▶ [TASK DETAILS] Starting at the line below that contains "Transcribe this chart's", print each line through the end of the records exactly as it appears.
────
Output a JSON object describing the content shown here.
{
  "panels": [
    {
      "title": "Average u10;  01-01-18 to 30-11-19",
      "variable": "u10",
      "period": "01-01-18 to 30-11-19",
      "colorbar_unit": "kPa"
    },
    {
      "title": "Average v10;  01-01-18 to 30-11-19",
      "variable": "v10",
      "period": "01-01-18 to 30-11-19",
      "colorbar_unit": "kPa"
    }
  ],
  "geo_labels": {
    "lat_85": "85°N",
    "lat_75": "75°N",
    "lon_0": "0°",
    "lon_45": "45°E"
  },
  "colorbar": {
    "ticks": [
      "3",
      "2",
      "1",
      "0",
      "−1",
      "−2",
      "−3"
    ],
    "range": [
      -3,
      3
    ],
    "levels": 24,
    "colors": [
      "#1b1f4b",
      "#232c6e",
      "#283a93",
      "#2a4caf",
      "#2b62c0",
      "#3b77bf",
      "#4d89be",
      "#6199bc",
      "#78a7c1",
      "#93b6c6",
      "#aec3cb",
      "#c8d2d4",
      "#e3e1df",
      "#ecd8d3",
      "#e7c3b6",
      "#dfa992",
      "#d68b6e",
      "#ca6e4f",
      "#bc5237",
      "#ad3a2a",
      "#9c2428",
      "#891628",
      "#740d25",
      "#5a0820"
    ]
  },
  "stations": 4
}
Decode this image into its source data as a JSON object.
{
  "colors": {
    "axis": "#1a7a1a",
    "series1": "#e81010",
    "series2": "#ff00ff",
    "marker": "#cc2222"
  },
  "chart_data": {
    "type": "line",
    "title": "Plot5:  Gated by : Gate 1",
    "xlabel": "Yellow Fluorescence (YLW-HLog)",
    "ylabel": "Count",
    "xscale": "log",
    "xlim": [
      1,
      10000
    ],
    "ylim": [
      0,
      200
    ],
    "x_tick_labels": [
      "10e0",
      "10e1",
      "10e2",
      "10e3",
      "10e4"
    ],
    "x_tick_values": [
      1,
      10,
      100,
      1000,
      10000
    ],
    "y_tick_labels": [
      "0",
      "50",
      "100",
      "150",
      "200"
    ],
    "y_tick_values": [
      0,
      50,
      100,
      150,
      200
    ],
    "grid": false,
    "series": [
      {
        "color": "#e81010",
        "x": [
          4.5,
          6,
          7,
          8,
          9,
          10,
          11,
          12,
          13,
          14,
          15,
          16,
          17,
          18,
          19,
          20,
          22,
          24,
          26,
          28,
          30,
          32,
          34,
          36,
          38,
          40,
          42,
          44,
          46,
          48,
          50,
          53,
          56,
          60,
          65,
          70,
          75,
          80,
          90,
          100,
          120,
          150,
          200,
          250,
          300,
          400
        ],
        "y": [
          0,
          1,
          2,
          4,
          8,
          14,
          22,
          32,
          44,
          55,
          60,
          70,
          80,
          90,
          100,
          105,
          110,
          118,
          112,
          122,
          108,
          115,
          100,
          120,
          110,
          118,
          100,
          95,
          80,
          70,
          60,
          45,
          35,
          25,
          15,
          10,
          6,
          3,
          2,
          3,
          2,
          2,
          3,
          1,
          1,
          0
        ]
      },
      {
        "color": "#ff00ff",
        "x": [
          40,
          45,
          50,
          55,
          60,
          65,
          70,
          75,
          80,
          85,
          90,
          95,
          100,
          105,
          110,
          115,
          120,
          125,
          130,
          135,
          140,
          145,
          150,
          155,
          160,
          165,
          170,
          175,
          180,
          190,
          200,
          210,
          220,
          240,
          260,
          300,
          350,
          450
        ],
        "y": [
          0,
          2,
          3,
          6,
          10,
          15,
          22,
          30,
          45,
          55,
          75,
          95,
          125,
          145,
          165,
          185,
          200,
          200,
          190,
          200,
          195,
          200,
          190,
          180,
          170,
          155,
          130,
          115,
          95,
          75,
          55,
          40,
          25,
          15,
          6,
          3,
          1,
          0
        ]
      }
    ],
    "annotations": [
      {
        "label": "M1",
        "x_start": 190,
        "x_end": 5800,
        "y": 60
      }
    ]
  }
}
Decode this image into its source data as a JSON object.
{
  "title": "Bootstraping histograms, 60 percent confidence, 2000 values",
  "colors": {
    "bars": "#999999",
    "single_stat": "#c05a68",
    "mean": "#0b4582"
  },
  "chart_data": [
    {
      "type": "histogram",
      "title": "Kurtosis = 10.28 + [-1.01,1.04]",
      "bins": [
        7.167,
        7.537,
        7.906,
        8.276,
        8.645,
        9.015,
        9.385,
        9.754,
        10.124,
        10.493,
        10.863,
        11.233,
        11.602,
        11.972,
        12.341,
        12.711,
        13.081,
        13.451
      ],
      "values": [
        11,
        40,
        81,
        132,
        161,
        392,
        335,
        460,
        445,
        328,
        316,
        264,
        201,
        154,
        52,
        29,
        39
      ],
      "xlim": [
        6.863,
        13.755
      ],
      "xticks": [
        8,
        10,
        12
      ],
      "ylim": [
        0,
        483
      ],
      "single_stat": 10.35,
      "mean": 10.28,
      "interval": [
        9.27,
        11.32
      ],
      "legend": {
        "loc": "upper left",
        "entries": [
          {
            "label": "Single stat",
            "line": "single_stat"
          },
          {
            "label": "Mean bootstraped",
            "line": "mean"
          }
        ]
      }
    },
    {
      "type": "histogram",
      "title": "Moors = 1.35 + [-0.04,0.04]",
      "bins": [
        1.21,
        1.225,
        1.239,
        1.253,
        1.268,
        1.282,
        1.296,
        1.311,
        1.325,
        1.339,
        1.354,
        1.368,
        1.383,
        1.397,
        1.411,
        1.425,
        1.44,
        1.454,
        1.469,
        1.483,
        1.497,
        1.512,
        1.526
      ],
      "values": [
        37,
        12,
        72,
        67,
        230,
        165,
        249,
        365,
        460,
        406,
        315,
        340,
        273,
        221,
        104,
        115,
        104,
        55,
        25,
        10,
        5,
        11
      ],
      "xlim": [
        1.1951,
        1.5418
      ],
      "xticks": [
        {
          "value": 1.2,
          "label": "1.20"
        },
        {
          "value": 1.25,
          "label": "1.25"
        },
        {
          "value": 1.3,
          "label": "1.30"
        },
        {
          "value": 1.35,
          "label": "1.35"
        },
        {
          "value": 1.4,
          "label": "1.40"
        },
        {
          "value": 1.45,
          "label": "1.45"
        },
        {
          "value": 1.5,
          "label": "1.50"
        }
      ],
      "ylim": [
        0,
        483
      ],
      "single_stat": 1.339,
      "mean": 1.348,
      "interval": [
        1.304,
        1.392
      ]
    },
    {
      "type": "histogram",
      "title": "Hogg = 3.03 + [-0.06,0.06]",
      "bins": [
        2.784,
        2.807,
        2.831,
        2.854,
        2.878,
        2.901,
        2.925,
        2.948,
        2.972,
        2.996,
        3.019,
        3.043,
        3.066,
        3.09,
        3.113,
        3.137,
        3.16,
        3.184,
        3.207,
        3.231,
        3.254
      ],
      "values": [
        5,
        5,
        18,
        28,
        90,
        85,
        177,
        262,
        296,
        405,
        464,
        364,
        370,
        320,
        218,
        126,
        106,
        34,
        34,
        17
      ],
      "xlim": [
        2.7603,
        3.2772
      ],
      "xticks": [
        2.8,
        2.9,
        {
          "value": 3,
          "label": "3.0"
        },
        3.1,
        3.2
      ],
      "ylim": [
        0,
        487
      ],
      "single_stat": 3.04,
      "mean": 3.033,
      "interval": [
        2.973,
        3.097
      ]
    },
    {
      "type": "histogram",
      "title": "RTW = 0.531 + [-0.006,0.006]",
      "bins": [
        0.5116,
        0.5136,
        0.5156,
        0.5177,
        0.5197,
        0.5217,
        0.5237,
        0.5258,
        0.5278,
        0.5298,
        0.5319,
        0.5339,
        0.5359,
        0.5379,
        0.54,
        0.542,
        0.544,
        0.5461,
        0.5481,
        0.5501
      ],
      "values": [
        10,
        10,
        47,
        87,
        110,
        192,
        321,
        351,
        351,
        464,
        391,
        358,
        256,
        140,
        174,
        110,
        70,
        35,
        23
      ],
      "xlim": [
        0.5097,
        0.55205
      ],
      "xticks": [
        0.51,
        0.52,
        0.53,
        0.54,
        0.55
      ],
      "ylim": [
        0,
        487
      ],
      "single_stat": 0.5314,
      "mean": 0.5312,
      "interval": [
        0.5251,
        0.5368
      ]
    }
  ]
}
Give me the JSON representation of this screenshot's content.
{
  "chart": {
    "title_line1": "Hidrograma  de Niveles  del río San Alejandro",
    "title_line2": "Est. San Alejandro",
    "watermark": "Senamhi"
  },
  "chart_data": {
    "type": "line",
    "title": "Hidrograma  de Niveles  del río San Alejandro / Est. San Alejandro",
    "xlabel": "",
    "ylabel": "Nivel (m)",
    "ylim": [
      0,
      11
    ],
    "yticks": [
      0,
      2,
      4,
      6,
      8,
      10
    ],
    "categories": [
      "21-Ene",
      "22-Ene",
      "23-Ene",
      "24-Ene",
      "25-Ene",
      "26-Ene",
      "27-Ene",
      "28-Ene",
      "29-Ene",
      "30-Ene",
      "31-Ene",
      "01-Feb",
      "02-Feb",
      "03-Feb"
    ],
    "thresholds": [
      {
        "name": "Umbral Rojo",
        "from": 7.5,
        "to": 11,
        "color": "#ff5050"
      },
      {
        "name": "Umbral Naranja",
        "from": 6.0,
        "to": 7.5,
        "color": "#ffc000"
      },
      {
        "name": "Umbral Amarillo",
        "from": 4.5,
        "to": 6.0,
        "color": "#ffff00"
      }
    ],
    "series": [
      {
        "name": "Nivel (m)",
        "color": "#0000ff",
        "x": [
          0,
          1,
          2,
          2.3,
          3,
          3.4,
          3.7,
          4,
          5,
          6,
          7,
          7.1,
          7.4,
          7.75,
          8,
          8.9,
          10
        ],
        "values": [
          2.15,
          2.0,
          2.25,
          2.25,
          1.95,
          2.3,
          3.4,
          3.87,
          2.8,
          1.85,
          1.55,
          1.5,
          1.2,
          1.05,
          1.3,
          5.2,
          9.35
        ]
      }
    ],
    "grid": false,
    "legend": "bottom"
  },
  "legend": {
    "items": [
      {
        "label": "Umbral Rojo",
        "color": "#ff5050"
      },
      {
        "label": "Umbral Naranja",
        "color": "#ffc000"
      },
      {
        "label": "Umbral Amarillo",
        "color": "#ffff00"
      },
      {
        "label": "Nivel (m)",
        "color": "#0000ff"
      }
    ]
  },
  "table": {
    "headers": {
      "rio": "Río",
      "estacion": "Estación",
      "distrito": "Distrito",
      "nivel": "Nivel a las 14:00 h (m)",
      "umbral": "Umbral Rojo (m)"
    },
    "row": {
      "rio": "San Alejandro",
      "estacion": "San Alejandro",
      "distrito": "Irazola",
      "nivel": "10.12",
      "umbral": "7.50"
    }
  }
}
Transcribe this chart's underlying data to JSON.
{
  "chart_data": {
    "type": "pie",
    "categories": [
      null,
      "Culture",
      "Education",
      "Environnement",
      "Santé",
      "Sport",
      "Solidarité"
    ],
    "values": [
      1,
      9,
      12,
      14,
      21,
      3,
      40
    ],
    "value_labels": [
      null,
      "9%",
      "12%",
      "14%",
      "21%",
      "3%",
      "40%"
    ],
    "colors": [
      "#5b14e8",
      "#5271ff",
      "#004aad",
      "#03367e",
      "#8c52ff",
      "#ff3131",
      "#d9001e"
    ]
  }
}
────
▶ [ANSWER TO THE PROBLEM]
Transcribe this chart's underlying data to JSON.
{
  "chart_data": {
    "type": "pie",
    "categories": [
      null,
      "Culture",
      "Education",
      "Environnement",
      "Santé",
      "Sport",
      "Solidarité"
    ],
    "values": [
      1,
      9,
      12,
      14,
      21,
      3,
      40
    ],
    "value_labels": [
      null,
      "9%",
      "12%",
      "14%",
      "21%",
      "3%",
      "40%"
    ],
    "colors": [
      "#5b14e8",
      "#5271ff",
      "#004aad",
      "#03367e",
      "#8c52ff",
      "#ff3131",
      "#d9001e"
    ]
  }
}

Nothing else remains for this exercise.